● **YOUR TASK**:
Note each line of the listing that contains the string "englannin", and copy it.

>> start GIVEN DATA

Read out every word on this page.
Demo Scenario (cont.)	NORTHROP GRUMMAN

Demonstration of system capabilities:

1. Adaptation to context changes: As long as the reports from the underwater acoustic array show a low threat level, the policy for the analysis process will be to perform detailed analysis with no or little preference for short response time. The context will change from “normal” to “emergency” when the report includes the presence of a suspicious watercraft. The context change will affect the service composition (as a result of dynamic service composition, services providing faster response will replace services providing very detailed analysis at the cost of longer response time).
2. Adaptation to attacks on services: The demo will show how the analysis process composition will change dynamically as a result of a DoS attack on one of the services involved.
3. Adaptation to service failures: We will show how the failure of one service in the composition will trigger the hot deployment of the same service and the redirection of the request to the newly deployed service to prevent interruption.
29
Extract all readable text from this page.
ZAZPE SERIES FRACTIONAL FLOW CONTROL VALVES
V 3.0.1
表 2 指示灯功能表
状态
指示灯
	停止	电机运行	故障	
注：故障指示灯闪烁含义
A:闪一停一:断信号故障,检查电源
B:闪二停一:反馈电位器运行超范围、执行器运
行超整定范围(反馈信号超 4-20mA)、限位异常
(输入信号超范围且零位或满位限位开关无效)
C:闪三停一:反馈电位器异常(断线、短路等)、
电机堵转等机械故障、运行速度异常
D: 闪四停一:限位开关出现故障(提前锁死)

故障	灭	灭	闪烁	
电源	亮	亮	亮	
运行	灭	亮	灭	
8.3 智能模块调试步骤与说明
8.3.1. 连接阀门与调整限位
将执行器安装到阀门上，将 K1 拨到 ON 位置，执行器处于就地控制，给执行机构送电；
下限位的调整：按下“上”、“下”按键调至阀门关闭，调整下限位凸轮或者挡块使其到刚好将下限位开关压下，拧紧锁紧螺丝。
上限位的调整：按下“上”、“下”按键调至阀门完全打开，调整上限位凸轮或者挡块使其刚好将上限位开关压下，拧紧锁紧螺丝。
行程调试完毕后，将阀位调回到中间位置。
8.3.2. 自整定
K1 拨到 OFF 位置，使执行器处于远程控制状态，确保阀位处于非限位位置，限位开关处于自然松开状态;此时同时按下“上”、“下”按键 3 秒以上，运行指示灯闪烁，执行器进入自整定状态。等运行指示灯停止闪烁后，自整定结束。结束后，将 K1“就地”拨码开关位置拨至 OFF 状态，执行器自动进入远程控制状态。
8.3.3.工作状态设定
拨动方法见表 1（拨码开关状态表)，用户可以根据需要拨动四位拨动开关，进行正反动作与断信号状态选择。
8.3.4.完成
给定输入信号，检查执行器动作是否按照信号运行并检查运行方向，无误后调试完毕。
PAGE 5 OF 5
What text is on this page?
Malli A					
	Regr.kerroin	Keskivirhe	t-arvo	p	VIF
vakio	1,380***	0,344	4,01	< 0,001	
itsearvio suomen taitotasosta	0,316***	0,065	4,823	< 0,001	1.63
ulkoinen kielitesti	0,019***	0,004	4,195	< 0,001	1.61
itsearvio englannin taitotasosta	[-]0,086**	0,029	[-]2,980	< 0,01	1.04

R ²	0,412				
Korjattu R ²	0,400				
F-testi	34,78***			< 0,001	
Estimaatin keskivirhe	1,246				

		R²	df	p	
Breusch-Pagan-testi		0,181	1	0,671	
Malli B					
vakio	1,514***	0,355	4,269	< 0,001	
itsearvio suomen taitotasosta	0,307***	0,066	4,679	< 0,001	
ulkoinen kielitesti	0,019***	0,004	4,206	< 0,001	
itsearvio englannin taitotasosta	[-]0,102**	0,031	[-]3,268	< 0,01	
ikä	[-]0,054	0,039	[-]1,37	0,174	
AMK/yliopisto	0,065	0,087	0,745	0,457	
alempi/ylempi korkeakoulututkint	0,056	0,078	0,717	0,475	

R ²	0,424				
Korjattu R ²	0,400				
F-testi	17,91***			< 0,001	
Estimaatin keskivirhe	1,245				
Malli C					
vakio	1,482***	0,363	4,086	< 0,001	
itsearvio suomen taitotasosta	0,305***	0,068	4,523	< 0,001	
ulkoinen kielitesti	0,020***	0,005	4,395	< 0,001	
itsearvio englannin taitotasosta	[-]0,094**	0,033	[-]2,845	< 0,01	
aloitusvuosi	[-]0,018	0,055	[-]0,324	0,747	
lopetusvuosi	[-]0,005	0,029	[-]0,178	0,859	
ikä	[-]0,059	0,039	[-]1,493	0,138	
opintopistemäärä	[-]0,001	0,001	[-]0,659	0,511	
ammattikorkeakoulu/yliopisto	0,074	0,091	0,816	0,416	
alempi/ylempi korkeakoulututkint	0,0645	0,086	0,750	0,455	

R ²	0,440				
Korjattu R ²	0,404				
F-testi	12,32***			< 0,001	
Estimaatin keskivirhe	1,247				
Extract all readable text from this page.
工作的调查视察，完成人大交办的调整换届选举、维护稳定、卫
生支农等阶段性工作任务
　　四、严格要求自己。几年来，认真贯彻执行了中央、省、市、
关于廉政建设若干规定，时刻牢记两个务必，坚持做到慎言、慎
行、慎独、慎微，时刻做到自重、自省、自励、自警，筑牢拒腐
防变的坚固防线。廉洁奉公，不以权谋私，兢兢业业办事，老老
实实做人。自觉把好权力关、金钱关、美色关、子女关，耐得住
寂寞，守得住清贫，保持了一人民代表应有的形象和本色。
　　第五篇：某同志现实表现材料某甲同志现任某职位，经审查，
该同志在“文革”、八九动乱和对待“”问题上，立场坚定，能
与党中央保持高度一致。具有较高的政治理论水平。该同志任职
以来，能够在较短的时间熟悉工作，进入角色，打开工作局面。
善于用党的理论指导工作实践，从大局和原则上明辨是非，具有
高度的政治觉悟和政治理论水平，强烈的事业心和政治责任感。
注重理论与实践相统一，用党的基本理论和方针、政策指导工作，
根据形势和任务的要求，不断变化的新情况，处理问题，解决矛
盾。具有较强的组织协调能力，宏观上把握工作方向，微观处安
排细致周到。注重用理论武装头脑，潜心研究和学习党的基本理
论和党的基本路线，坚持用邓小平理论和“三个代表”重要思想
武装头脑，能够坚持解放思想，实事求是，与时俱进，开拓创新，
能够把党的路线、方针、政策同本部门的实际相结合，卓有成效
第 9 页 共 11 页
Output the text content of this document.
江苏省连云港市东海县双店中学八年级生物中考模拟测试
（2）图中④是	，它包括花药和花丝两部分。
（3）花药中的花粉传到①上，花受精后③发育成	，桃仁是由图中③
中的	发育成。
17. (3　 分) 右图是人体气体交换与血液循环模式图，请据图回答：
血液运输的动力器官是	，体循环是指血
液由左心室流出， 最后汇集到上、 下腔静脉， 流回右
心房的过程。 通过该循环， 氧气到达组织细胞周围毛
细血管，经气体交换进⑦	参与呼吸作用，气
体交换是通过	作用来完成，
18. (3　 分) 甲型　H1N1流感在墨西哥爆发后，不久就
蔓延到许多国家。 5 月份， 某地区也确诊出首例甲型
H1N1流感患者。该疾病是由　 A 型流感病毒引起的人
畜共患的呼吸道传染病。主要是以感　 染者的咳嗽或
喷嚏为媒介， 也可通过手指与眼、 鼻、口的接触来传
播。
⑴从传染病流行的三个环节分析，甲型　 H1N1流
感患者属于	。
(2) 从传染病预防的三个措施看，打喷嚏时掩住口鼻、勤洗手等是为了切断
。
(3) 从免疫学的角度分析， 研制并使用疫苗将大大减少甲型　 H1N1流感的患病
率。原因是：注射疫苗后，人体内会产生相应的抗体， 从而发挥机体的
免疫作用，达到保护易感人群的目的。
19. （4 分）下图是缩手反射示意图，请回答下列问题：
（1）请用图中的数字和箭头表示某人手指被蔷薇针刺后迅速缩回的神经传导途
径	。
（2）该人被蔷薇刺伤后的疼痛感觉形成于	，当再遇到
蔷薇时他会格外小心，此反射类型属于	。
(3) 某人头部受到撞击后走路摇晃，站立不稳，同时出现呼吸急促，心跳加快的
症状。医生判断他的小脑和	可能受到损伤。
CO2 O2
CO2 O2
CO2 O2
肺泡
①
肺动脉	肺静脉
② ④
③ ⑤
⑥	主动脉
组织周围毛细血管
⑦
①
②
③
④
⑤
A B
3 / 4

>> end GIVEN DATA

● **EXERCISE SOLUTION**:
itsearvio englannin taitotasosta	[-]0,086**	0,029	[-]2,980	< 0,01	1.04
itsearvio englannin taitotasosta	[-]0,102**	0,031	[-]3,268	< 0,01	
itsearvio englannin taitotasosta	[-]0,094**	0,033	[-]2,845	< 0,01	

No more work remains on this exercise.